- _PROBLEM_: Find how many lines in the material contain "username"; your answer should be that number alone.

- _INPUT DATA_:
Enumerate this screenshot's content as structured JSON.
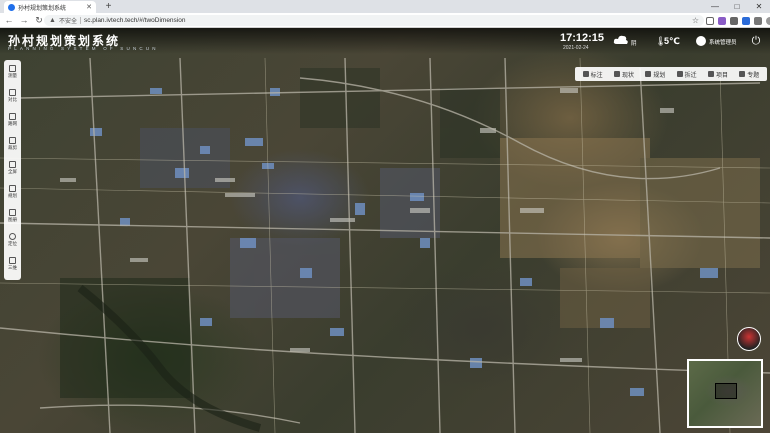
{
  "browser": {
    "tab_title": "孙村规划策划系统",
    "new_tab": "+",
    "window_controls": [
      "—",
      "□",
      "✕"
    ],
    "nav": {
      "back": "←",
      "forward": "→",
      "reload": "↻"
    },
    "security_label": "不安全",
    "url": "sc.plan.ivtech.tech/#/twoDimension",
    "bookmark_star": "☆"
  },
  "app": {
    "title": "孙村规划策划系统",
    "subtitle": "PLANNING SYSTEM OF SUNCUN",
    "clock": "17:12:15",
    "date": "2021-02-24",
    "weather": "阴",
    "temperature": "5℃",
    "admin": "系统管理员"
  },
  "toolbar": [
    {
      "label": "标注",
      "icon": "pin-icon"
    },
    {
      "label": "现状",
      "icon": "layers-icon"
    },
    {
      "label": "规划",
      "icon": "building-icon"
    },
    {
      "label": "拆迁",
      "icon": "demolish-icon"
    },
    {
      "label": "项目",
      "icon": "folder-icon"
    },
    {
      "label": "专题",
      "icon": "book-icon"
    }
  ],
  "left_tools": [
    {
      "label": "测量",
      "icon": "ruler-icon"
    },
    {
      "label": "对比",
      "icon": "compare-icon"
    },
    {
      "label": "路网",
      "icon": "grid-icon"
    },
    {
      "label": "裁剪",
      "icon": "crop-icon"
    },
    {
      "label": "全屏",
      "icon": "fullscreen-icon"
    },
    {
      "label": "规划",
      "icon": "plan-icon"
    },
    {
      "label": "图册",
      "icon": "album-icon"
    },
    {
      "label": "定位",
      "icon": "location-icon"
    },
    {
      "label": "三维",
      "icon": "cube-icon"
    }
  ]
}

...

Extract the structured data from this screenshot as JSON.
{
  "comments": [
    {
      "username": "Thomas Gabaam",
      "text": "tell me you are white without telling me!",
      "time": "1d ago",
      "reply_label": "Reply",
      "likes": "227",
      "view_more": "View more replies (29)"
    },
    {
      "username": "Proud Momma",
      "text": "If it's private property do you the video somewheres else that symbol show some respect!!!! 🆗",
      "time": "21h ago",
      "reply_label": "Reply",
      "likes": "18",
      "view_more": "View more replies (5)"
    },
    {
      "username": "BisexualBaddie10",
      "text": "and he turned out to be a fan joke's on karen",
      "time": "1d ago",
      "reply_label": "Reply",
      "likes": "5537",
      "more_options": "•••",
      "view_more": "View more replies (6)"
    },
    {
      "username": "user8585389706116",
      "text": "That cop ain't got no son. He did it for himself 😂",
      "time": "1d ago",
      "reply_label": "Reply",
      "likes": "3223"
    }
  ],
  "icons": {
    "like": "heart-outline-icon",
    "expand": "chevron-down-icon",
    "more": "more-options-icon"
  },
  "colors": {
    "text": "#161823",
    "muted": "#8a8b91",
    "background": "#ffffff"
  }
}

==

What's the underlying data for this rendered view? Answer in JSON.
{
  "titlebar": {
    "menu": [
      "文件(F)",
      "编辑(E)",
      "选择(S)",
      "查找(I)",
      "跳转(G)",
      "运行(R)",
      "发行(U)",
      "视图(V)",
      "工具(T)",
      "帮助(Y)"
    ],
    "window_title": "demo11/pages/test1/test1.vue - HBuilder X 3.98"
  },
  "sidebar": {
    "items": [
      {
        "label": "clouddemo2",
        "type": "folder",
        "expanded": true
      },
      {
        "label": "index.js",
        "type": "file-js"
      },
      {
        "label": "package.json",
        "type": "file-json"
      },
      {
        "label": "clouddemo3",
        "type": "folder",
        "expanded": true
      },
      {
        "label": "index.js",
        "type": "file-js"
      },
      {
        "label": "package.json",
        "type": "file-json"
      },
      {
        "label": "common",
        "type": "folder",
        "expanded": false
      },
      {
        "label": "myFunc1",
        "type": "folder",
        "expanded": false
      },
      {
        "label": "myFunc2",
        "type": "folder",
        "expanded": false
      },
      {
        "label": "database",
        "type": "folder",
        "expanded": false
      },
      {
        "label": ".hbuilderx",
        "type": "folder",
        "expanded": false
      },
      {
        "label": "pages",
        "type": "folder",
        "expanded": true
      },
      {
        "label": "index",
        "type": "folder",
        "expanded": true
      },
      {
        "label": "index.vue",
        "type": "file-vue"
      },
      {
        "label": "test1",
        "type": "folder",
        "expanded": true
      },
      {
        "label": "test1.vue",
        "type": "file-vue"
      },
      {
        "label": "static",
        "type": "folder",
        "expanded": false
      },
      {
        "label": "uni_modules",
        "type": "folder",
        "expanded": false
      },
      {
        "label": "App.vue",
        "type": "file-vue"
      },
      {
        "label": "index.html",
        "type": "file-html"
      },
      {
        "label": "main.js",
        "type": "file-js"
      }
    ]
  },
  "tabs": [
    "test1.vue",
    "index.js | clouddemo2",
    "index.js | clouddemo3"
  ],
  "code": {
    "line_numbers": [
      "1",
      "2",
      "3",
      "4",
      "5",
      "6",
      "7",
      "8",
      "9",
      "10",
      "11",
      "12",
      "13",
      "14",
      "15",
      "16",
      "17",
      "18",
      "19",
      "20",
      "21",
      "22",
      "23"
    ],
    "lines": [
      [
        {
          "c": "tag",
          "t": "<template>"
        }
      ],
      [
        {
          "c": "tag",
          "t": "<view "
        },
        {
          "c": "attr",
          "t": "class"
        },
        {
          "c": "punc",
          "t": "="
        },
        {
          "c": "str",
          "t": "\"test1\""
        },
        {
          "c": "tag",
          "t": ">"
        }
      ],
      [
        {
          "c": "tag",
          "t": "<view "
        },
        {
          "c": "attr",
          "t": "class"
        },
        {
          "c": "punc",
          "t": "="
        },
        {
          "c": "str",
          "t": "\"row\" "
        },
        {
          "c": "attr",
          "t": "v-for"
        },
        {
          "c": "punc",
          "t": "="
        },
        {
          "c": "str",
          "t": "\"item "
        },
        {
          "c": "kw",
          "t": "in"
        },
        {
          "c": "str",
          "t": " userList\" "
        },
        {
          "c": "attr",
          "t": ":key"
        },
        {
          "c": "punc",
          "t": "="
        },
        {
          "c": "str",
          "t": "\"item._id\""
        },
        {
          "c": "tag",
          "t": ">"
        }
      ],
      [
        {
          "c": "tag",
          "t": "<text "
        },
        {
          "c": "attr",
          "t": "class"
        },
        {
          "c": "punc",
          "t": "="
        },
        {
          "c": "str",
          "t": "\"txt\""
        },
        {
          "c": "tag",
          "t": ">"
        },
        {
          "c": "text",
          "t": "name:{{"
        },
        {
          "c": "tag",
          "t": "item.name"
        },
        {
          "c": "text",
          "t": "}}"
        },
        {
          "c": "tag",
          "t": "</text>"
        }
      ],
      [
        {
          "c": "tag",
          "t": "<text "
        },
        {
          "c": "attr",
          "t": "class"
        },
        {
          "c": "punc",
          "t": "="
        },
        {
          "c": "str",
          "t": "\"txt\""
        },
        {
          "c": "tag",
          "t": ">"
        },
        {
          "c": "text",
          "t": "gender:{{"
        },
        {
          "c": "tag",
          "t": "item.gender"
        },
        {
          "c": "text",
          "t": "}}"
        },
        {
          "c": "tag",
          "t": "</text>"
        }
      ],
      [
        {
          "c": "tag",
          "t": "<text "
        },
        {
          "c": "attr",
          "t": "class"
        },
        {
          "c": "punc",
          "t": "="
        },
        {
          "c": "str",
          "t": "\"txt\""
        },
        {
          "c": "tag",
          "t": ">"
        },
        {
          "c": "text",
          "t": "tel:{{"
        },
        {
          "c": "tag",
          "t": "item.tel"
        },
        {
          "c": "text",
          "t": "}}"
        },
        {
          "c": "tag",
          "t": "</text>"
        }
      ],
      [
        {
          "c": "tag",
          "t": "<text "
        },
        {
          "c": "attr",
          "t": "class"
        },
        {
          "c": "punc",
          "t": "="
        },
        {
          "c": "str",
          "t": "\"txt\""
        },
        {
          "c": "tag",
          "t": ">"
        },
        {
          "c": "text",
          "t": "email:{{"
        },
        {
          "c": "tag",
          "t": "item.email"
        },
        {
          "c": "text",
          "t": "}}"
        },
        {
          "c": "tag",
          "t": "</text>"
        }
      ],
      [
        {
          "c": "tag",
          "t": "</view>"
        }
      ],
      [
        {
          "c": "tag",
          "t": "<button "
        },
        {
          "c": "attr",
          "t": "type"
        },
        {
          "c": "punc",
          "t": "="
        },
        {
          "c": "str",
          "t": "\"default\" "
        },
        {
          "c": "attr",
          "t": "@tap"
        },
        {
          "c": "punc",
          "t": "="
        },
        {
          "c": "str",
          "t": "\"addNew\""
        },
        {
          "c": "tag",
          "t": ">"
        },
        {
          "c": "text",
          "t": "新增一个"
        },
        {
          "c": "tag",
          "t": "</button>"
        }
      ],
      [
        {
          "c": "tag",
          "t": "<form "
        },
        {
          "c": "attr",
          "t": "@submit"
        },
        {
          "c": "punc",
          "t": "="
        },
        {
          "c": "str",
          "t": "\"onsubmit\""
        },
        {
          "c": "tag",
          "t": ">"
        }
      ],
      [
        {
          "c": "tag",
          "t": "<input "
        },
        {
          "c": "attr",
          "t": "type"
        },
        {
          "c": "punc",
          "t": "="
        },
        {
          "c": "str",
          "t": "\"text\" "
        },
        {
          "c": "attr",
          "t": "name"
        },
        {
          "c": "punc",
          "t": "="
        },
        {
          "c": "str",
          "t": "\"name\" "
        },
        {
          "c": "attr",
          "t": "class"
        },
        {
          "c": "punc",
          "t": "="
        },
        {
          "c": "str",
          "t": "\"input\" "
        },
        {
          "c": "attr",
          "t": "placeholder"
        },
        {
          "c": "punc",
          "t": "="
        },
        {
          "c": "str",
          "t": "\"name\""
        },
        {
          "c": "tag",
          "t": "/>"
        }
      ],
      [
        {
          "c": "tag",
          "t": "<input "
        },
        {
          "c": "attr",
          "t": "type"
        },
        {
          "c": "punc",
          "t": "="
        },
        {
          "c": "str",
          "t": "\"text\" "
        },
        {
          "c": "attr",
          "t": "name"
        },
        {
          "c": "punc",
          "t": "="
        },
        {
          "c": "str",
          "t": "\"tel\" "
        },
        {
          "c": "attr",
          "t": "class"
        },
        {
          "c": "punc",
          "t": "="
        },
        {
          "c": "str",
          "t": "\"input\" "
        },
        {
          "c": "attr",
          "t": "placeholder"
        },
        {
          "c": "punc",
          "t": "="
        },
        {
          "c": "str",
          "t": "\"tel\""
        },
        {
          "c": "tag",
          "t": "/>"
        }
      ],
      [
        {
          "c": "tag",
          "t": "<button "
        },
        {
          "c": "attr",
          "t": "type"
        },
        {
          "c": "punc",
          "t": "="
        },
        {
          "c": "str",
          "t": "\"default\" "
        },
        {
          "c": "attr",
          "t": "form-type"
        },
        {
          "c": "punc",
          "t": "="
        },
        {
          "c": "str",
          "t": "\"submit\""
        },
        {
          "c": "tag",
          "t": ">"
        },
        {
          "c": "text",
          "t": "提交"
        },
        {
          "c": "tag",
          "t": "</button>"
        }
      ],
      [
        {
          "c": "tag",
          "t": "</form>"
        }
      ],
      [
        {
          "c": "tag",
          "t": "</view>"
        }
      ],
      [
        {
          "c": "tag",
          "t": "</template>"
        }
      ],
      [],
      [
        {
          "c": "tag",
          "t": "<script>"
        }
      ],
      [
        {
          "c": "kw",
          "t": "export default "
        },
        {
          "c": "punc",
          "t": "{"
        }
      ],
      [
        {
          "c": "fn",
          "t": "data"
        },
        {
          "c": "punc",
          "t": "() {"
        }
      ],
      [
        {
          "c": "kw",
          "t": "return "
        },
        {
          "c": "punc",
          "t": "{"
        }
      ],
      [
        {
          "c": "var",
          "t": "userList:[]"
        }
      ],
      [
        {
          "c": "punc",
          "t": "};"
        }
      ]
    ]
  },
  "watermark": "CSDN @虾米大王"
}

- _RESULT OF THIS EXERCISE_: 4